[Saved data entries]
================================
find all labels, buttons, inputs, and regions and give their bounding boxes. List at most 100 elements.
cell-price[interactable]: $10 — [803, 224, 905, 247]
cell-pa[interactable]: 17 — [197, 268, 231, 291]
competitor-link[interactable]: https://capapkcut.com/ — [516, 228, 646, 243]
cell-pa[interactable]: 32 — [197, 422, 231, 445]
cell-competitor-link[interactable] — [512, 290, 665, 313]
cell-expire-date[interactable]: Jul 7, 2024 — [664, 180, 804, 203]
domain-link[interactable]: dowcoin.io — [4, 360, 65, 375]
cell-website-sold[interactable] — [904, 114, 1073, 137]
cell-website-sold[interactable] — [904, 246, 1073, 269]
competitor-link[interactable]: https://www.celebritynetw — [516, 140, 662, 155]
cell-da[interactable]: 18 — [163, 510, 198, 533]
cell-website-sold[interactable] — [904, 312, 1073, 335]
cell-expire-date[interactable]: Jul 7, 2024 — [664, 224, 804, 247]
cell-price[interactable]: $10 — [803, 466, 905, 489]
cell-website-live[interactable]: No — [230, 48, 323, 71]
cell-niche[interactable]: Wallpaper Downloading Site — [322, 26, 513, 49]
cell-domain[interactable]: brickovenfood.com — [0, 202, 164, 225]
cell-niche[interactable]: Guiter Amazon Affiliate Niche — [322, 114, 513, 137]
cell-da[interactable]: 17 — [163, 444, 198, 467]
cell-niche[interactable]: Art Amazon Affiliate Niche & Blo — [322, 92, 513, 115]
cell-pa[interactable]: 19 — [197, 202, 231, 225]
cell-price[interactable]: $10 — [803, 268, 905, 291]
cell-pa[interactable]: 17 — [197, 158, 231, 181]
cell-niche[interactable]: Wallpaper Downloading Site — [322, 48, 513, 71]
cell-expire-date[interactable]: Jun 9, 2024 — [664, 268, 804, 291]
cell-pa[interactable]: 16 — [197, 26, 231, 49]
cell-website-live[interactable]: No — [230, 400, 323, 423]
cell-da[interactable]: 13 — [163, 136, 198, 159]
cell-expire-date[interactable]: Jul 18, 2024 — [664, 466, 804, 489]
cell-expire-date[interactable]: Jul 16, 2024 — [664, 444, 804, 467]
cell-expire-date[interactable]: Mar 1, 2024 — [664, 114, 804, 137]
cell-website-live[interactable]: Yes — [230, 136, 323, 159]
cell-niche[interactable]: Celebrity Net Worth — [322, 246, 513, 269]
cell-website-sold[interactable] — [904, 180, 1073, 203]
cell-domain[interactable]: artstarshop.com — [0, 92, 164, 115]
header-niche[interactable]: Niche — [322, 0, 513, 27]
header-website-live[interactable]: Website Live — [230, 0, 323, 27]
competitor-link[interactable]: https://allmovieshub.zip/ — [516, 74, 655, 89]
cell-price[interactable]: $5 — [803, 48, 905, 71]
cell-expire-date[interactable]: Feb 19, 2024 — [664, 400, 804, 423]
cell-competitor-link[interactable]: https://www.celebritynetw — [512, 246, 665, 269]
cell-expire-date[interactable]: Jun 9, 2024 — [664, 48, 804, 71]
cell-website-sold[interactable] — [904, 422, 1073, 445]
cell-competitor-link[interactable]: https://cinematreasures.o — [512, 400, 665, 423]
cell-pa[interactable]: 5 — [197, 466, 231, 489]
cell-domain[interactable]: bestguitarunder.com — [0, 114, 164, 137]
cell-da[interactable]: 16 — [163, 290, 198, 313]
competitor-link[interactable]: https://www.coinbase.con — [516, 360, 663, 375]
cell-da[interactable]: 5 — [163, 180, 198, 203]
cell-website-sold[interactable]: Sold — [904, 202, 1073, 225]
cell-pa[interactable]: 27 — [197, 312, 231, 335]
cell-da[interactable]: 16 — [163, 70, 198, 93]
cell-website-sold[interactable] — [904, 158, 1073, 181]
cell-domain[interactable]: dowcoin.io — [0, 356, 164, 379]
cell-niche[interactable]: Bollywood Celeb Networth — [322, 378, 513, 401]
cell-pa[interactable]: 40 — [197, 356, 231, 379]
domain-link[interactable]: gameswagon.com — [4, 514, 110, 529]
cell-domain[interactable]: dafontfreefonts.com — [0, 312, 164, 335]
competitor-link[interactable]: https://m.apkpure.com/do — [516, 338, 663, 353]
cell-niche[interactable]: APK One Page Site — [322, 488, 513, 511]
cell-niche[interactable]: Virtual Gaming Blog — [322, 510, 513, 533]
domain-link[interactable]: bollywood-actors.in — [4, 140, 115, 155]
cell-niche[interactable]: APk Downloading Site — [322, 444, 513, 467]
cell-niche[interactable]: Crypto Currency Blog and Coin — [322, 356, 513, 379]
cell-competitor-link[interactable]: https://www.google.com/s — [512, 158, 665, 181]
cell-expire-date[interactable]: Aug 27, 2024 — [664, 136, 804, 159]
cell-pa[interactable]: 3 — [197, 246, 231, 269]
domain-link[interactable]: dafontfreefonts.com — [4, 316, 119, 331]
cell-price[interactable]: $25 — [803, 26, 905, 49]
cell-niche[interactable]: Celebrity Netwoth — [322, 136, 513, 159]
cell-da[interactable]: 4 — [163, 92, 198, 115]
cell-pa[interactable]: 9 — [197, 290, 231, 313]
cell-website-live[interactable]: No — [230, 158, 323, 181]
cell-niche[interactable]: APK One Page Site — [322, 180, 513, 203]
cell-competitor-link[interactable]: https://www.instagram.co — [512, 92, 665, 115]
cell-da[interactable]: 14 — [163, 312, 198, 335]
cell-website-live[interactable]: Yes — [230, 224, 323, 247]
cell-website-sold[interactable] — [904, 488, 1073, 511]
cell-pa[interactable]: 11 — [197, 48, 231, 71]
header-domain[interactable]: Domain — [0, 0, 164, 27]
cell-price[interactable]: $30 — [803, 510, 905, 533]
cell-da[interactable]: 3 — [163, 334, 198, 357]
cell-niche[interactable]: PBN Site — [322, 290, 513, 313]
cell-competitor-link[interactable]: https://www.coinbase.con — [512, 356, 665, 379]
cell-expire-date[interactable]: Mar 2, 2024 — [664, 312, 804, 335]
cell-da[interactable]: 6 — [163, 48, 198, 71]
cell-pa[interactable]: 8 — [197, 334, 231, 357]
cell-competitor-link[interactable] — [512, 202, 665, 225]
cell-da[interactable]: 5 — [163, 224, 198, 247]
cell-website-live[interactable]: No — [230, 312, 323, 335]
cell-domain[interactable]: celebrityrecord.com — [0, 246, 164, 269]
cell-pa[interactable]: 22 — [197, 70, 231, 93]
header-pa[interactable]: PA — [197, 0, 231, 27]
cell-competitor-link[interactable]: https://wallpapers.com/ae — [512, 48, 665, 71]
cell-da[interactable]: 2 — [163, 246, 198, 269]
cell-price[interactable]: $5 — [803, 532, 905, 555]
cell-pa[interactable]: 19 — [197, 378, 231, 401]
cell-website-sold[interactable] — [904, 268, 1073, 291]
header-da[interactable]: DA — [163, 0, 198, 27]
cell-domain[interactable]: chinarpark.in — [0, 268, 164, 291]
================================
REQUIRED WORK >>
Return all of the saved data entries above, reproducing every line without a single change.

OUTPUT OF THE EXERCISE >>
find all labels, buttons, inputs, and regions and give their bounding boxes. List at most 100 elements.
cell-price[interactable]: $10 — [803, 224, 905, 247]
cell-pa[interactable]: 17 — [197, 268, 231, 291]
competitor-link[interactable]: https://capapkcut.com/ — [516, 228, 646, 243]
cell-pa[interactable]: 32 — [197, 422, 231, 445]
cell-competitor-link[interactable] — [512, 290, 665, 313]
cell-expire-date[interactable]: Jul 7, 2024 — [664, 180, 804, 203]
domain-link[interactable]: dowcoin.io — [4, 360, 65, 375]
cell-website-sold[interactable] — [904, 114, 1073, 137]
cell-website-sold[interactable] — [904, 246, 1073, 269]
competitor-link[interactable]: https://www.celebritynetw — [516, 140, 662, 155]
cell-da[interactable]: 18 — [163, 510, 198, 533]
cell-website-sold[interactable] — [904, 312, 1073, 335]
cell-expire-date[interactable]: Jul 7, 2024 — [664, 224, 804, 247]
cell-price[interactable]: $10 — [803, 466, 905, 489]
cell-website-live[interactable]: No — [230, 48, 323, 71]
cell-niche[interactable]: Wallpaper Downloading Site — [322, 26, 513, 49]
cell-domain[interactable]: brickovenfood.com — [0, 202, 164, 225]
cell-niche[interactable]: Guiter Amazon Affiliate Niche — [322, 114, 513, 137]
cell-da[interactable]: 17 — [163, 444, 198, 467]
cell-niche[interactable]: Art Amazon Affiliate Niche & Blo — [322, 92, 513, 115]
cell-pa[interactable]: 19 — [197, 202, 231, 225]
cell-price[interactable]: $10 — [803, 268, 905, 291]
cell-pa[interactable]: 17 — [197, 158, 231, 181]
cell-niche[interactable]: Wallpaper Downloading Site — [322, 48, 513, 71]
cell-expire-date[interactable]: Jun 9, 2024 — [664, 268, 804, 291]
cell-pa[interactable]: 16 — [197, 26, 231, 49]
cell-website-live[interactable]: No — [230, 400, 323, 423]
cell-da[interactable]: 13 — [163, 136, 198, 159]
cell-expire-date[interactable]: Jul 18, 2024 — [664, 466, 804, 489]
cell-expire-date[interactable]: Jul 16, 2024 — [664, 444, 804, 467]
cell-expire-date[interactable]: Mar 1, 2024 — [664, 114, 804, 137]
cell-website-live[interactable]: Yes — [230, 136, 323, 159]
cell-niche[interactable]: Celebrity Net Worth — [322, 246, 513, 269]
cell-website-sold[interactable] — [904, 180, 1073, 203]
cell-domain[interactable]: artstarshop.com — [0, 92, 164, 115]
header-niche[interactable]: Niche — [322, 0, 513, 27]
header-website-live[interactable]: Website Live — [230, 0, 323, 27]
competitor-link[interactable]: https://allmovieshub.zip/ — [516, 74, 655, 89]
cell-price[interactable]: $5 — [803, 48, 905, 71]
cell-expire-date[interactable]: Feb 19, 2024 — [664, 400, 804, 423]
cell-competitor-link[interactable]: https://www.celebritynetw — [512, 246, 665, 269]
cell-expire-date[interactable]: Jun 9, 2024 — [664, 48, 804, 71]
cell-website-sold[interactable] — [904, 422, 1073, 445]
cell-competitor-link[interactable]: https://cinematreasures.o — [512, 400, 665, 423]
cell-pa[interactable]: 5 — [197, 466, 231, 489]
cell-domain[interactable]: bestguitarunder.com — [0, 114, 164, 137]
cell-da[interactable]: 16 — [163, 290, 198, 313]
competitor-link[interactable]: https://www.coinbase.con — [516, 360, 663, 375]
cell-da[interactable]: 5 — [163, 180, 198, 203]
cell-website-sold[interactable]: Sold — [904, 202, 1073, 225]
cell-pa[interactable]: 27 — [197, 312, 231, 335]
cell-da[interactable]: 16 — [163, 70, 198, 93]
cell-website-sold[interactable] — [904, 158, 1073, 181]
cell-domain[interactable]: dowcoin.io — [0, 356, 164, 379]
cell-niche[interactable]: Bollywood Celeb Networth — [322, 378, 513, 401]
cell-pa[interactable]: 40 — [197, 356, 231, 379]
domain-link[interactable]: gameswagon.com — [4, 514, 110, 529]
cell-domain[interactable]: dafontfreefonts.com — [0, 312, 164, 335]
competitor-link[interactable]: https://m.apkpure.com/do — [516, 338, 663, 353]
cell-niche[interactable]: APK One Page Site — [322, 488, 513, 511]
cell-niche[interactable]: Virtual Gaming Blog — [322, 510, 513, 533]
domain-link[interactable]: bollywood-actors.in — [4, 140, 115, 155]
cell-niche[interactable]: APk Downloading Site — [322, 444, 513, 467]
cell-niche[interactable]: Crypto Currency Blog and Coin — [322, 356, 513, 379]
cell-competitor-link[interactable]: https://www.google.com/s — [512, 158, 665, 181]
cell-expire-date[interactable]: Aug 27, 2024 — [664, 136, 804, 159]
cell-pa[interactable]: 3 — [197, 246, 231, 269]
domain-link[interactable]: dafontfreefonts.com — [4, 316, 119, 331]
cell-price[interactable]: $25 — [803, 26, 905, 49]
cell-niche[interactable]: Celebrity Netwoth — [322, 136, 513, 159]
cell-da[interactable]: 4 — [163, 92, 198, 115]
cell-pa[interactable]: 9 — [197, 290, 231, 313]
cell-website-live[interactable]: No — [230, 158, 323, 181]
cell-niche[interactable]: APK One Page Site — [322, 180, 513, 203]
cell-competitor-link[interactable]: https://www.instagram.co — [512, 92, 665, 115]
cell-da[interactable]: 14 — [163, 312, 198, 335]
cell-website-live[interactable]: Yes — [230, 224, 323, 247]
cell-website-sold[interactable] — [904, 488, 1073, 511]
cell-pa[interactable]: 11 — [197, 48, 231, 71]
header-domain[interactable]: Domain — [0, 0, 164, 27]
cell-price[interactable]: $30 — [803, 510, 905, 533]
cell-da[interactable]: 3 — [163, 334, 198, 357]
cell-niche[interactable]: PBN Site — [322, 290, 513, 313]
cell-competitor-link[interactable]: https://www.coinbase.con — [512, 356, 665, 379]
cell-expire-date[interactable]: Mar 2, 2024 — [664, 312, 804, 335]
cell-da[interactable]: 6 — [163, 48, 198, 71]
cell-pa[interactable]: 8 — [197, 334, 231, 357]
cell-competitor-link[interactable] — [512, 202, 665, 225]
cell-da[interactable]: 5 — [163, 224, 198, 247]
cell-website-live[interactable]: No — [230, 312, 323, 335]
cell-domain[interactable]: celebrityrecord.com — [0, 246, 164, 269]
cell-pa[interactable]: 22 — [197, 70, 231, 93]
header-pa[interactable]: PA — [197, 0, 231, 27]
cell-competitor-link[interactable]: https://wallpapers.com/ae — [512, 48, 665, 71]
cell-da[interactable]: 2 — [163, 246, 198, 269]
cell-price[interactable]: $5 — [803, 532, 905, 555]
cell-pa[interactable]: 19 — [197, 378, 231, 401]
cell-website-sold[interactable] — [904, 268, 1073, 291]
header-da[interactable]: DA — [163, 0, 198, 27]
cell-domain[interactable]: chinarpark.in — [0, 268, 164, 291]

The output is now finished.